* [Goal]
Go through the entries and transcribe each one exactly, dropping the pictures.

* [Input]
'''
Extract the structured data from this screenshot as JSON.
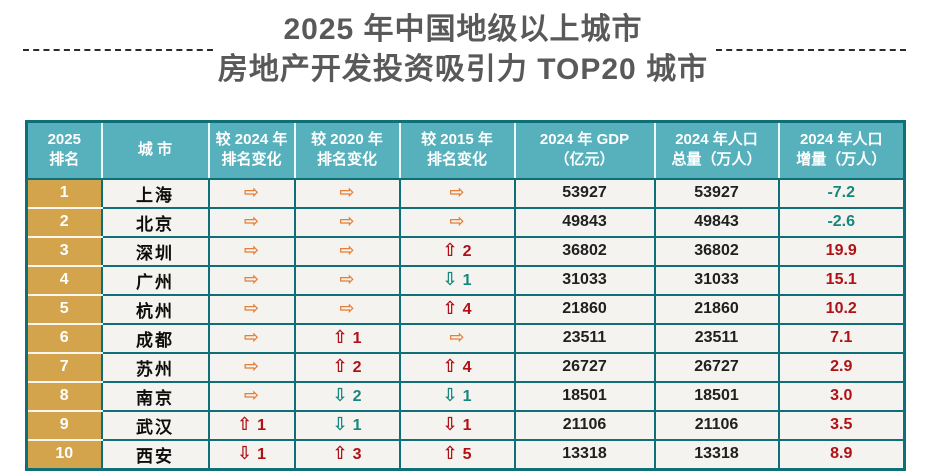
{
  "title": {
    "line1": "2025 年中国地级以上城市",
    "line2": "房地产开发投资吸引力 TOP20 城市"
  },
  "colors": {
    "header_bg": "#56b1bd",
    "border": "#0e6f79",
    "rank_bg": "#d4a44c",
    "cell_bg": "#f4f3ef",
    "title_text": "#595959",
    "arrow_orange": "#e87e35",
    "arrow_red": "#b01116",
    "arrow_teal": "#16877e"
  },
  "icons": {
    "right": "⇨",
    "up": "⇧",
    "down": "⇩"
  },
  "table": {
    "headers": [
      {
        "line1": "2025",
        "line2": "排名"
      },
      {
        "line1": "城 市",
        "line2": ""
      },
      {
        "line1": "较 2024 年",
        "line2": "排名变化"
      },
      {
        "line1": "较 2020 年",
        "line2": "排名变化"
      },
      {
        "line1": "较 2015 年",
        "line2": "排名变化"
      },
      {
        "line1": "2024 年 GDP",
        "line2": "（亿元）"
      },
      {
        "line1": "2024 年人口",
        "line2": "总量（万人）"
      },
      {
        "line1": "2024 年人口",
        "line2": "增量（万人）"
      }
    ],
    "rows": [
      {
        "rank": "1",
        "city": "上海",
        "changes": [
          {
            "dir": "right",
            "num": "",
            "color": "orange"
          },
          {
            "dir": "right",
            "num": "",
            "color": "orange"
          },
          {
            "dir": "right",
            "num": "",
            "color": "orange"
          }
        ],
        "gdp": "53927",
        "pop_total": "53927",
        "pop_growth": "-7.2",
        "growth_color": "teal"
      },
      {
        "rank": "2",
        "city": "北京",
        "changes": [
          {
            "dir": "right",
            "num": "",
            "color": "orange"
          },
          {
            "dir": "right",
            "num": "",
            "color": "orange"
          },
          {
            "dir": "right",
            "num": "",
            "color": "orange"
          }
        ],
        "gdp": "49843",
        "pop_total": "49843",
        "pop_growth": "-2.6",
        "growth_color": "teal"
      },
      {
        "rank": "3",
        "city": "深圳",
        "changes": [
          {
            "dir": "right",
            "num": "",
            "color": "orange"
          },
          {
            "dir": "right",
            "num": "",
            "color": "orange"
          },
          {
            "dir": "up",
            "num": "2",
            "color": "red"
          }
        ],
        "gdp": "36802",
        "pop_total": "36802",
        "pop_growth": "19.9",
        "growth_color": "red"
      },
      {
        "rank": "4",
        "city": "广州",
        "changes": [
          {
            "dir": "right",
            "num": "",
            "color": "orange"
          },
          {
            "dir": "right",
            "num": "",
            "color": "orange"
          },
          {
            "dir": "down",
            "num": "1",
            "color": "teal"
          }
        ],
        "gdp": "31033",
        "pop_total": "31033",
        "pop_growth": "15.1",
        "growth_color": "red"
      },
      {
        "rank": "5",
        "city": "杭州",
        "changes": [
          {
            "dir": "right",
            "num": "",
            "color": "orange"
          },
          {
            "dir": "right",
            "num": "",
            "color": "orange"
          },
          {
            "dir": "up",
            "num": "4",
            "color": "red"
          }
        ],
        "gdp": "21860",
        "pop_total": "21860",
        "pop_growth": "10.2",
        "growth_color": "red"
      },
      {
        "rank": "6",
        "city": "成都",
        "changes": [
          {
            "dir": "right",
            "num": "",
            "color": "orange"
          },
          {
            "dir": "up",
            "num": "1",
            "color": "red"
          },
          {
            "dir": "right",
            "num": "",
            "color": "orange"
          }
        ],
        "gdp": "23511",
        "pop_total": "23511",
        "pop_growth": "7.1",
        "growth_color": "red"
      },
      {
        "rank": "7",
        "city": "苏州",
        "changes": [
          {
            "dir": "right",
            "num": "",
            "color": "orange"
          },
          {
            "dir": "up",
            "num": "2",
            "color": "red"
          },
          {
            "dir": "up",
            "num": "4",
            "color": "red"
          }
        ],
        "gdp": "26727",
        "pop_total": "26727",
        "pop_growth": "2.9",
        "growth_color": "red"
      },
      {
        "rank": "8",
        "city": "南京",
        "changes": [
          {
            "dir": "right",
            "num": "",
            "color": "orange"
          },
          {
            "dir": "down",
            "num": "2",
            "color": "teal"
          },
          {
            "dir": "down",
            "num": "1",
            "color": "teal"
          }
        ],
        "gdp": "18501",
        "pop_total": "18501",
        "pop_growth": "3.0",
        "growth_color": "red"
      },
      {
        "rank": "9",
        "city": "武汉",
        "changes": [
          {
            "dir": "up",
            "num": "1",
            "color": "red"
          },
          {
            "dir": "down",
            "num": "1",
            "color": "teal"
          },
          {
            "dir": "down",
            "num": "1",
            "color": "red"
          }
        ],
        "gdp": "21106",
        "pop_total": "21106",
        "pop_growth": "3.5",
        "growth_color": "red"
      },
      {
        "rank": "10",
        "city": "西安",
        "changes": [
          {
            "dir": "down",
            "num": "1",
            "color": "red"
          },
          {
            "dir": "up",
            "num": "3",
            "color": "red"
          },
          {
            "dir": "up",
            "num": "5",
            "color": "red"
          }
        ],
        "gdp": "13318",
        "pop_total": "13318",
        "pop_growth": "8.9",
        "growth_color": "red"
      }
    ]
  },
  "chart_data": {
    "type": "table",
    "title": "2025 年中国地级以上城市 房地产开发投资吸引力 TOP20 城市",
    "columns": [
      "2025 排名",
      "城市",
      "较 2024 年排名变化",
      "较 2020 年排名变化",
      "较 2015 年排名变化",
      "2024 年 GDP（亿元）",
      "2024 年人口总量（万人）",
      "2024 年人口增量（万人）"
    ],
    "rows": [
      [
        "1",
        "上海",
        "→",
        "→",
        "→",
        53927,
        53927,
        -7.2
      ],
      [
        "2",
        "北京",
        "→",
        "→",
        "→",
        49843,
        49843,
        -2.6
      ],
      [
        "3",
        "深圳",
        "→",
        "→",
        "↑2",
        36802,
        36802,
        19.9
      ],
      [
        "4",
        "广州",
        "→",
        "→",
        "↓1",
        31033,
        31033,
        15.1
      ],
      [
        "5",
        "杭州",
        "→",
        "→",
        "↑4",
        21860,
        21860,
        10.2
      ],
      [
        "6",
        "成都",
        "→",
        "↑1",
        "→",
        23511,
        23511,
        7.1
      ],
      [
        "7",
        "苏州",
        "→",
        "↑2",
        "↑4",
        26727,
        26727,
        2.9
      ],
      [
        "8",
        "南京",
        "→",
        "↓2",
        "↓1",
        18501,
        18501,
        3.0
      ],
      [
        "9",
        "武汉",
        "↑1",
        "↓1",
        "↓1",
        21106,
        21106,
        3.5
      ],
      [
        "10",
        "西安",
        "↓1",
        "↑3",
        "↑5",
        13318,
        13318,
        8.9
      ]
    ]
  }
}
'''
* [Problem solution]
Extract the structured data from this screenshot as JSON.
{
  "title": {
    "line1": "2025 年中国地级以上城市",
    "line2": "房地产开发投资吸引力 TOP20 城市"
  },
  "colors": {
    "header_bg": "#56b1bd",
    "border": "#0e6f79",
    "rank_bg": "#d4a44c",
    "cell_bg": "#f4f3ef",
    "title_text": "#595959",
    "arrow_orange": "#e87e35",
    "arrow_red": "#b01116",
    "arrow_teal": "#16877e"
  },
  "icons": {
    "right": "⇨",
    "up": "⇧",
    "down": "⇩"
  },
  "table": {
    "headers": [
      {
        "line1": "2025",
        "line2": "排名"
      },
      {
        "line1": "城 市",
        "line2": ""
      },
      {
        "line1": "较 2024 年",
        "line2": "排名变化"
      },
      {
        "line1": "较 2020 年",
        "line2": "排名变化"
      },
      {
        "line1": "较 2015 年",
        "line2": "排名变化"
      },
      {
        "line1": "2024 年 GDP",
        "line2": "（亿元）"
      },
      {
        "line1": "2024 年人口",
        "line2": "总量（万人）"
      },
      {
        "line1": "2024 年人口",
        "line2": "增量（万人）"
      }
    ],
    "rows": [
      {
        "rank": "1",
        "city": "上海",
        "changes": [
          {
            "dir": "right",
            "num": "",
            "color": "orange"
          },
          {
            "dir": "right",
            "num": "",
            "color": "orange"
          },
          {
            "dir": "right",
            "num": "",
            "color": "orange"
          }
        ],
        "gdp": "53927",
        "pop_total": "53927",
        "pop_growth": "-7.2",
        "growth_color": "teal"
      },
      {
        "rank": "2",
        "city": "北京",
        "changes": [
          {
            "dir": "right",
            "num": "",
            "color": "orange"
          },
          {
            "dir": "right",
            "num": "",
            "color": "orange"
          },
          {
            "dir": "right",
            "num": "",
            "color": "orange"
          }
        ],
        "gdp": "49843",
        "pop_total": "49843",
        "pop_growth": "-2.6",
        "growth_color": "teal"
      },
      {
        "rank": "3",
        "city": "深圳",
        "changes": [
          {
            "dir": "right",
            "num": "",
            "color": "orange"
          },
          {
            "dir": "right",
            "num": "",
            "color": "orange"
          },
          {
            "dir": "up",
            "num": "2",
            "color": "red"
          }
        ],
        "gdp": "36802",
        "pop_total": "36802",
        "pop_growth": "19.9",
        "growth_color": "red"
      },
      {
        "rank": "4",
        "city": "广州",
        "changes": [
          {
            "dir": "right",
            "num": "",
            "color": "orange"
          },
          {
            "dir": "right",
            "num": "",
            "color": "orange"
          },
          {
            "dir": "down",
            "num": "1",
            "color": "teal"
          }
        ],
        "gdp": "31033",
        "pop_total": "31033",
        "pop_growth": "15.1",
        "growth_color": "red"
      },
      {
        "rank": "5",
        "city": "杭州",
        "changes": [
          {
            "dir": "right",
            "num": "",
            "color": "orange"
          },
          {
            "dir": "right",
            "num": "",
            "color": "orange"
          },
          {
            "dir": "up",
            "num": "4",
            "color": "red"
          }
        ],
        "gdp": "21860",
        "pop_total": "21860",
        "pop_growth": "10.2",
        "growth_color": "red"
      },
      {
        "rank": "6",
        "city": "成都",
        "changes": [
          {
            "dir": "right",
            "num": "",
            "color": "orange"
          },
          {
            "dir": "up",
            "num": "1",
            "color": "red"
          },
          {
            "dir": "right",
            "num": "",
            "color": "orange"
          }
        ],
        "gdp": "23511",
        "pop_total": "23511",
        "pop_growth": "7.1",
        "growth_color": "red"
      },
      {
        "rank": "7",
        "city": "苏州",
        "changes": [
          {
            "dir": "right",
            "num": "",
            "color": "orange"
          },
          {
            "dir": "up",
            "num": "2",
            "color": "red"
          },
          {
            "dir": "up",
            "num": "4",
            "color": "red"
          }
        ],
        "gdp": "26727",
        "pop_total": "26727",
        "pop_growth": "2.9",
        "growth_color": "red"
      },
      {
        "rank": "8",
        "city": "南京",
        "changes": [
          {
            "dir": "right",
            "num": "",
            "color": "orange"
          },
          {
            "dir": "down",
            "num": "2",
            "color": "teal"
          },
          {
            "dir": "down",
            "num": "1",
            "color": "teal"
          }
        ],
        "gdp": "18501",
        "pop_total": "18501",
        "pop_growth": "3.0",
        "growth_color": "red"
      },
      {
        "rank": "9",
        "city": "武汉",
        "changes": [
          {
            "dir": "up",
            "num": "1",
            "color": "red"
          },
          {
            "dir": "down",
            "num": "1",
            "color": "teal"
          },
          {
            "dir": "down",
            "num": "1",
            "color": "red"
          }
        ],
        "gdp": "21106",
        "pop_total": "21106",
        "pop_growth": "3.5",
        "growth_color": "red"
      },
      {
        "rank": "10",
        "city": "西安",
        "changes": [
          {
            "dir": "down",
            "num": "1",
            "color": "red"
          },
          {
            "dir": "up",
            "num": "3",
            "color": "red"
          },
          {
            "dir": "up",
            "num": "5",
            "color": "red"
          }
        ],
        "gdp": "13318",
        "pop_total": "13318",
        "pop_growth": "8.9",
        "growth_color": "red"
      }
    ]
  },
  "chart_data": {
    "type": "table",
    "title": "2025 年中国地级以上城市 房地产开发投资吸引力 TOP20 城市",
    "columns": [
      "2025 排名",
      "城市",
      "较 2024 年排名变化",
      "较 2020 年排名变化",
      "较 2015 年排名变化",
      "2024 年 GDP（亿元）",
      "2024 年人口总量（万人）",
      "2024 年人口增量（万人）"
    ],
    "rows": [
      [
        "1",
        "上海",
        "→",
        "→",
        "→",
        53927,
        53927,
        -7.2
      ],
      [
        "2",
        "北京",
        "→",
        "→",
        "→",
        49843,
        49843,
        -2.6
      ],
      [
        "3",
        "深圳",
        "→",
        "→",
        "↑2",
        36802,
        36802,
        19.9
      ],
      [
        "4",
        "广州",
        "→",
        "→",
        "↓1",
        31033,
        31033,
        15.1
      ],
      [
        "5",
        "杭州",
        "→",
        "→",
        "↑4",
        21860,
        21860,
        10.2
      ],
      [
        "6",
        "成都",
        "→",
        "↑1",
        "→",
        23511,
        23511,
        7.1
      ],
      [
        "7",
        "苏州",
        "→",
        "↑2",
        "↑4",
        26727,
        26727,
        2.9
      ],
      [
        "8",
        "南京",
        "→",
        "↓2",
        "↓1",
        18501,
        18501,
        3.0
      ],
      [
        "9",
        "武汉",
        "↑1",
        "↓1",
        "↓1",
        21106,
        21106,
        3.5
      ],
      [
        "10",
        "西安",
        "↓1",
        "↑3",
        "↑5",
        13318,
        13318,
        8.9
      ]
    ]
  }
}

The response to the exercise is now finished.